STATED GOAL:
Copy each line in which the string "ابتداء" occurs.

Dataset records
[Start]

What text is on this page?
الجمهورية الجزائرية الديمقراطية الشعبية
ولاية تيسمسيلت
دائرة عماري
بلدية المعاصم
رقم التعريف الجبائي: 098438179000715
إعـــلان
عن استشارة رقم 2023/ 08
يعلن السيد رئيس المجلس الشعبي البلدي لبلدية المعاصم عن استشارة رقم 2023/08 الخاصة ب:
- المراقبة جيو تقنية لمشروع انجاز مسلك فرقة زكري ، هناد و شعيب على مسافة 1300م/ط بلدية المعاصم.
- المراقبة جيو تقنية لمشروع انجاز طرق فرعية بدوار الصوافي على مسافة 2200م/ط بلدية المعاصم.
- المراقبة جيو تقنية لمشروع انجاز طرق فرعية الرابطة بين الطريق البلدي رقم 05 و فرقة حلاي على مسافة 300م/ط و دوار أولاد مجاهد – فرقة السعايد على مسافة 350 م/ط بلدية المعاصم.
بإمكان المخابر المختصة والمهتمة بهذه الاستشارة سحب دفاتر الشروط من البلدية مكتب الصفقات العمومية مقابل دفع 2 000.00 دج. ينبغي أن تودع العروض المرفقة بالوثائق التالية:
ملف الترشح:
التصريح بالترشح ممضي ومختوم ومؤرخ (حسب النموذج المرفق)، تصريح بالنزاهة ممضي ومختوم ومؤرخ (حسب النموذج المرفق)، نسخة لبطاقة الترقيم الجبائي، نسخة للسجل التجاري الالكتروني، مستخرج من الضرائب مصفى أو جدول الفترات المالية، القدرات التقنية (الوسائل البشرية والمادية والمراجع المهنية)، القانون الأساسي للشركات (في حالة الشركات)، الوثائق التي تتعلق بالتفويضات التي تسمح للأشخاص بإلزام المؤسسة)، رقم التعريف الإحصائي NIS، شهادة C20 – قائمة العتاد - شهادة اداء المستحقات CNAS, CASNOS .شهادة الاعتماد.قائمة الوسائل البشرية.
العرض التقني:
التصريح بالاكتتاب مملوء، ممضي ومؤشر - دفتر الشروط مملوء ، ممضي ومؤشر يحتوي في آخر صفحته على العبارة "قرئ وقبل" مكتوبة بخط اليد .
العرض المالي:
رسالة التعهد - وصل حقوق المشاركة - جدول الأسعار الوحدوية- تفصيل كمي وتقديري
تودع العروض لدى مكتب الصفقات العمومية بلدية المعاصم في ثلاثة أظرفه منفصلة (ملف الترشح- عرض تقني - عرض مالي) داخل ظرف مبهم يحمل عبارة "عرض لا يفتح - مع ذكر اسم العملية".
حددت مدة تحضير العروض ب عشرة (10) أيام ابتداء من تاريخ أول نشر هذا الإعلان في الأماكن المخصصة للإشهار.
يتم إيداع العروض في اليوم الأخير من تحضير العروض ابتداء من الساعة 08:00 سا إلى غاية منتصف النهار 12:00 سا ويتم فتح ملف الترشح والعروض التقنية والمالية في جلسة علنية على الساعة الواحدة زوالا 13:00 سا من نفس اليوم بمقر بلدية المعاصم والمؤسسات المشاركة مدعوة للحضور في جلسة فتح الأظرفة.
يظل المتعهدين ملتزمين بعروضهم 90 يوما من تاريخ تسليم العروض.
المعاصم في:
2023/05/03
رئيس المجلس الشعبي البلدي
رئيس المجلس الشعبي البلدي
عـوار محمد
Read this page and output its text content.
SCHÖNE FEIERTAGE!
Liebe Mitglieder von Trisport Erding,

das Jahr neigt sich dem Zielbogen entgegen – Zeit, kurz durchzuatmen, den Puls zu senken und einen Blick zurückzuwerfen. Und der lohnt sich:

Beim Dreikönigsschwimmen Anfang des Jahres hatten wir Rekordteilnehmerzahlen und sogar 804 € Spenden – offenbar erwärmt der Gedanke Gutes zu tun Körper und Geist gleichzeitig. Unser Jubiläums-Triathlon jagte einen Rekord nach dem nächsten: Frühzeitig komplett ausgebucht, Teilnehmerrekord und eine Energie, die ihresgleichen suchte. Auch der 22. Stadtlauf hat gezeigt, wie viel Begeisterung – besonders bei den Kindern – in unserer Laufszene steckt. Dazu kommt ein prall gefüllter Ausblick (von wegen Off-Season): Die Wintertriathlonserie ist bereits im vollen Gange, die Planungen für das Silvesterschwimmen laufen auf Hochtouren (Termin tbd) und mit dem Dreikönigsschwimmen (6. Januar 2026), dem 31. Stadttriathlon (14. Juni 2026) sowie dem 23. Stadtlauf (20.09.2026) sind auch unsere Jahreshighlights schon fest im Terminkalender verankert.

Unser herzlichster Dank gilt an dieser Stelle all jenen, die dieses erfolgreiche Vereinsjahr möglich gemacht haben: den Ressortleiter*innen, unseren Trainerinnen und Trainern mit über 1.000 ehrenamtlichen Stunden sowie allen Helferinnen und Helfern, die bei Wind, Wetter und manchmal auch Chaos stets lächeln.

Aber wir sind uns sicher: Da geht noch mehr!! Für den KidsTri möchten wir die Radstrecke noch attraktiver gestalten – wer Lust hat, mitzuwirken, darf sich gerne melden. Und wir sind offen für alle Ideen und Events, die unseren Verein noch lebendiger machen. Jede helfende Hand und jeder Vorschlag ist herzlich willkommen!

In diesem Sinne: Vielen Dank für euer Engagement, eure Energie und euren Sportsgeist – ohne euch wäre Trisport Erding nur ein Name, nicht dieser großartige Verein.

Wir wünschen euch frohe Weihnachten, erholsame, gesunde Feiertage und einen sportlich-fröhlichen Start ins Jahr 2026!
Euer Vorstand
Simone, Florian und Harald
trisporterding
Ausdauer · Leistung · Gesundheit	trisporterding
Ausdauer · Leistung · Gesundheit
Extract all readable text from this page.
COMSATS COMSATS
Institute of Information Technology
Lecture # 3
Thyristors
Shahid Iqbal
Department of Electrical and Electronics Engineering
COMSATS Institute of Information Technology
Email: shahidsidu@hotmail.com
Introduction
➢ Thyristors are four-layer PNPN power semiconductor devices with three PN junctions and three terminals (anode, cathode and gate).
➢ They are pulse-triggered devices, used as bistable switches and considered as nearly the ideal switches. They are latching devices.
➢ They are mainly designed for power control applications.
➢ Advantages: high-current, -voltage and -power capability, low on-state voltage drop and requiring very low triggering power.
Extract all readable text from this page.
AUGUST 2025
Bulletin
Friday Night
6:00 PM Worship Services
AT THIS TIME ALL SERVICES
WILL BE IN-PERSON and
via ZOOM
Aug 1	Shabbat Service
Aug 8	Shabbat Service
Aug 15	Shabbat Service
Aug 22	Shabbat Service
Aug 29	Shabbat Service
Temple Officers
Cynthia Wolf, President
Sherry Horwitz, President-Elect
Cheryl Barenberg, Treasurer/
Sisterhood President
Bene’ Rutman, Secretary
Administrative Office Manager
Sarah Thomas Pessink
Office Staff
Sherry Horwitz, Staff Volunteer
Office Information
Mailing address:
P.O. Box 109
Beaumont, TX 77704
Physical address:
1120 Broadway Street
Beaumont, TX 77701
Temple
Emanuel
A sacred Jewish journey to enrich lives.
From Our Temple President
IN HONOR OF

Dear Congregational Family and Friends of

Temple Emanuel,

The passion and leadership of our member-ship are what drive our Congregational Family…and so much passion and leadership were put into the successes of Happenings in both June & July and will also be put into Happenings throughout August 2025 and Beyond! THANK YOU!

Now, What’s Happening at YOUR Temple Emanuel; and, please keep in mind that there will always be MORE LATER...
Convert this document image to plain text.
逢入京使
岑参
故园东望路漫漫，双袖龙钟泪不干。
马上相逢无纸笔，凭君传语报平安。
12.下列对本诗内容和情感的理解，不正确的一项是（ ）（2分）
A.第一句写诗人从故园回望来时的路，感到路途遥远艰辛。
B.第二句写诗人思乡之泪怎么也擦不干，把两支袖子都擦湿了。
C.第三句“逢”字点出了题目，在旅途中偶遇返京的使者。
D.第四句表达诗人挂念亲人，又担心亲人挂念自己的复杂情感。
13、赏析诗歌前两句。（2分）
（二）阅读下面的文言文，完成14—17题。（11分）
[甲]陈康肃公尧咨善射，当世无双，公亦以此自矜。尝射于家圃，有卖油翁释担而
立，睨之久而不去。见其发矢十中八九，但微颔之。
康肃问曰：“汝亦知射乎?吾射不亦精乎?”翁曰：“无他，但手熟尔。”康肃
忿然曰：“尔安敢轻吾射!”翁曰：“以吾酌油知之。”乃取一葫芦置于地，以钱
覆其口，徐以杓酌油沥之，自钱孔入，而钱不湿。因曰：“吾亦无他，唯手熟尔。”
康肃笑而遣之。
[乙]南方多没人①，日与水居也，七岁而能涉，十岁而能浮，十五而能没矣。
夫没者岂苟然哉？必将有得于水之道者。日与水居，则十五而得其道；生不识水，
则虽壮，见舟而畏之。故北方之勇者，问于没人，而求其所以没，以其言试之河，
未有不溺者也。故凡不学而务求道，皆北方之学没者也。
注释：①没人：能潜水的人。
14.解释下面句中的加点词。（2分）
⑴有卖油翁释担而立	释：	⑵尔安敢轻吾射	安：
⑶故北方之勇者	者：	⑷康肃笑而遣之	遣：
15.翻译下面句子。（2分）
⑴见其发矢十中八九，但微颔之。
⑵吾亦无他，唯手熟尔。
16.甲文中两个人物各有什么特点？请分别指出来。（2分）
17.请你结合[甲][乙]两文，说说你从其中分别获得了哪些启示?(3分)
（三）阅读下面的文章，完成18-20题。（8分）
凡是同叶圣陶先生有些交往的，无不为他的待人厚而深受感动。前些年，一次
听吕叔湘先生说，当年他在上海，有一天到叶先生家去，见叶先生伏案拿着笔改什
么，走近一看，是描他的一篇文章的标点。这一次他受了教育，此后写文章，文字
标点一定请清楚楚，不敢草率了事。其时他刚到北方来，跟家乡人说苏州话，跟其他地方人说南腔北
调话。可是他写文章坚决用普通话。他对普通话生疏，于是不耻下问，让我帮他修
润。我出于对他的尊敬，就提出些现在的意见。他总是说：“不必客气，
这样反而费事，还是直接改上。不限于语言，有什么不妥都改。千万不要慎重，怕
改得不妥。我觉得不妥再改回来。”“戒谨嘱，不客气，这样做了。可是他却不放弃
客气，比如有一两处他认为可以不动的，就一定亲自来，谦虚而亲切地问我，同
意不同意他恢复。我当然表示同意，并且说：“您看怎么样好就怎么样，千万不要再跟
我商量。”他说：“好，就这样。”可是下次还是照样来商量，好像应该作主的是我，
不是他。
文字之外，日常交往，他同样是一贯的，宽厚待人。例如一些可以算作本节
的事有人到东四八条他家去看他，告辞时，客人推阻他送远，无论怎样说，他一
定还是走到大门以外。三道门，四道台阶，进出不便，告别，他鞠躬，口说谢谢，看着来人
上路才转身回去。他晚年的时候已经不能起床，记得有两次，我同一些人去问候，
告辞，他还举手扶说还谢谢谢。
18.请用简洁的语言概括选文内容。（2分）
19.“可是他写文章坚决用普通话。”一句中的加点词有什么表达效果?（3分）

[End]

ANSWER TO THE TASK:
حددت مدة تحضير العروض ب عشرة (10) أيام ابتداء من تاريخ أول نشر هذا الإعلان في الأماكن المخصصة للإشهار.
يتم إيداع العروض في اليوم الأخير من تحضير العروض ابتداء من الساعة 08:00 سا إلى غاية منتصف النهار 12:00 سا ويتم فتح ملف الترشح والعروض التقنية والمالية في جلسة علنية على الساعة الواحدة زوالا 13:00 سا من نفس اليوم بمقر بلدية المعاصم والمؤسسات المشاركة مدعوة للحضور في جلسة فتح الأظرفة.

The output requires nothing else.